Stored data entries
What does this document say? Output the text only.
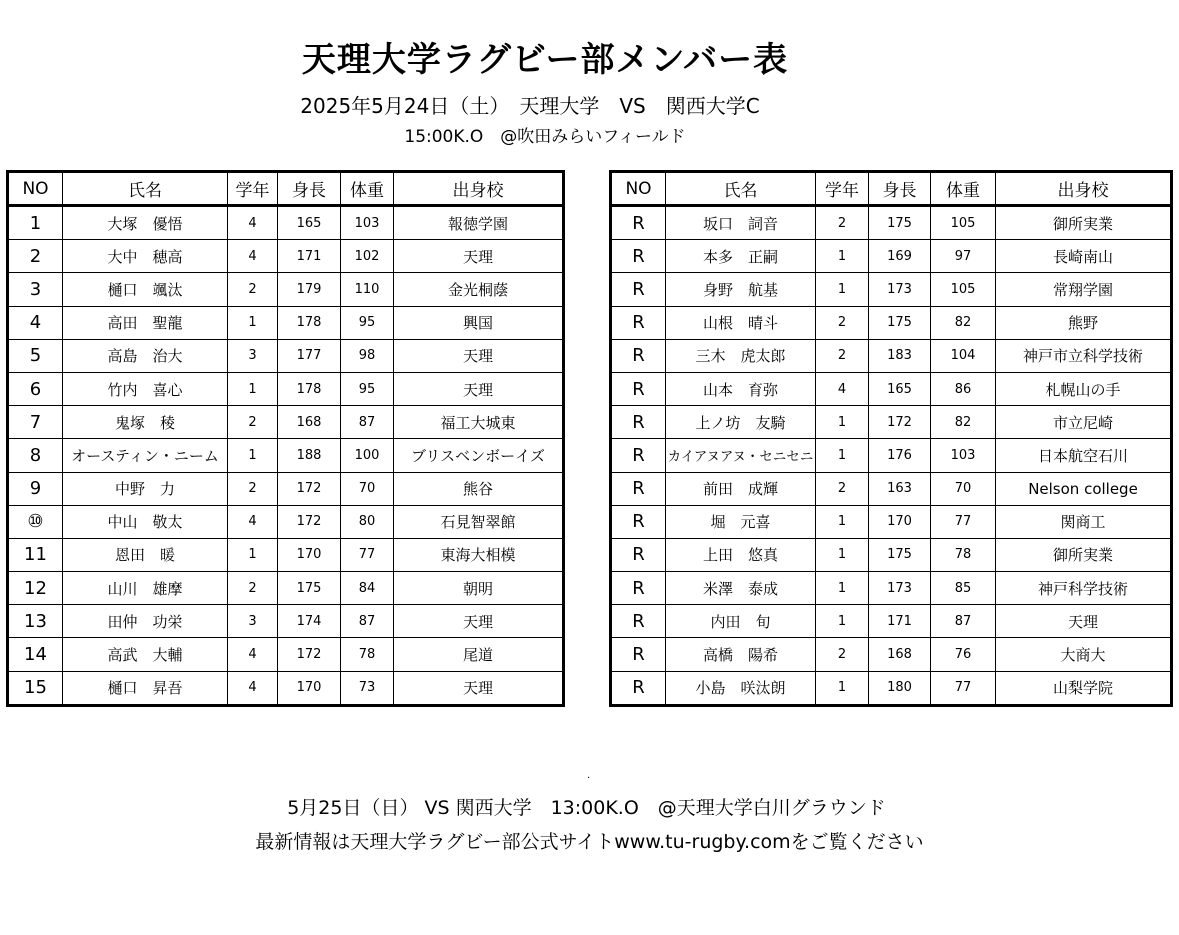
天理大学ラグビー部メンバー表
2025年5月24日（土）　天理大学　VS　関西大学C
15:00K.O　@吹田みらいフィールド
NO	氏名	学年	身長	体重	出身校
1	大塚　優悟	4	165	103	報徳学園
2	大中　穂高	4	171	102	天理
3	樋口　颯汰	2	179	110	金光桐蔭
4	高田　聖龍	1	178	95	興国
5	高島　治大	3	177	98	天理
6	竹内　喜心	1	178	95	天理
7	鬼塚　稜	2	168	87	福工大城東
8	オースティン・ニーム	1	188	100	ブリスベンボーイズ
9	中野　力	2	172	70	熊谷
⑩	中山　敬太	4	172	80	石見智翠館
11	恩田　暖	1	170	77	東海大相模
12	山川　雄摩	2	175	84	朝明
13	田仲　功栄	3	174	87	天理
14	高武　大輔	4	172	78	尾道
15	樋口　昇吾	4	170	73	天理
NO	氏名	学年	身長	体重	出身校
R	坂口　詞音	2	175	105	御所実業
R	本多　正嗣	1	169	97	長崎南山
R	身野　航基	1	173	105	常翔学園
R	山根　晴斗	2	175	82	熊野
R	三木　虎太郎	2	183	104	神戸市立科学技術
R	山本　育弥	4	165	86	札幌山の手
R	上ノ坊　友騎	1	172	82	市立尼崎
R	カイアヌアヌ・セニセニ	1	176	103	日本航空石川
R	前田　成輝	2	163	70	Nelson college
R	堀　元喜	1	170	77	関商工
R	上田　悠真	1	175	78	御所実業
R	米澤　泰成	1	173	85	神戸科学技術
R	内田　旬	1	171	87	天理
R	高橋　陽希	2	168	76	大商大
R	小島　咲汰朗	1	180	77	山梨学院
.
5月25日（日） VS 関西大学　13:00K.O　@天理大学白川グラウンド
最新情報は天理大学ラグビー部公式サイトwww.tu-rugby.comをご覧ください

REQUIRED WORK
Repeat the records above exactly, leaving out the pictures.

THE OUTPUT
What does this document say? Output the text only.
天理大学ラグビー部メンバー表
2025年5月24日（土）　天理大学　VS　関西大学C
15:00K.O　@吹田みらいフィールド
NO	氏名	学年	身長	体重	出身校
1	大塚　優悟	4	165	103	報徳学園
2	大中　穂高	4	171	102	天理
3	樋口　颯汰	2	179	110	金光桐蔭
4	高田　聖龍	1	178	95	興国
5	高島　治大	3	177	98	天理
6	竹内　喜心	1	178	95	天理
7	鬼塚　稜	2	168	87	福工大城東
8	オースティン・ニーム	1	188	100	ブリスベンボーイズ
9	中野　力	2	172	70	熊谷
⑩	中山　敬太	4	172	80	石見智翠館
11	恩田　暖	1	170	77	東海大相模
12	山川　雄摩	2	175	84	朝明
13	田仲　功栄	3	174	87	天理
14	高武　大輔	4	172	78	尾道
15	樋口　昇吾	4	170	73	天理
NO	氏名	学年	身長	体重	出身校
R	坂口　詞音	2	175	105	御所実業
R	本多　正嗣	1	169	97	長崎南山
R	身野　航基	1	173	105	常翔学園
R	山根　晴斗	2	175	82	熊野
R	三木　虎太郎	2	183	104	神戸市立科学技術
R	山本　育弥	4	165	86	札幌山の手
R	上ノ坊　友騎	1	172	82	市立尼崎
R	カイアヌアヌ・セニセニ	1	176	103	日本航空石川
R	前田　成輝	2	163	70	Nelson college
R	堀　元喜	1	170	77	関商工
R	上田　悠真	1	175	78	御所実業
R	米澤　泰成	1	173	85	神戸科学技術
R	内田　旬	1	171	87	天理
R	高橋　陽希	2	168	76	大商大
R	小島　咲汰朗	1	180	77	山梨学院
.
5月25日（日） VS 関西大学　13:00K.O　@天理大学白川グラウンド
最新情報は天理大学ラグビー部公式サイトwww.tu-rugby.comをご覧ください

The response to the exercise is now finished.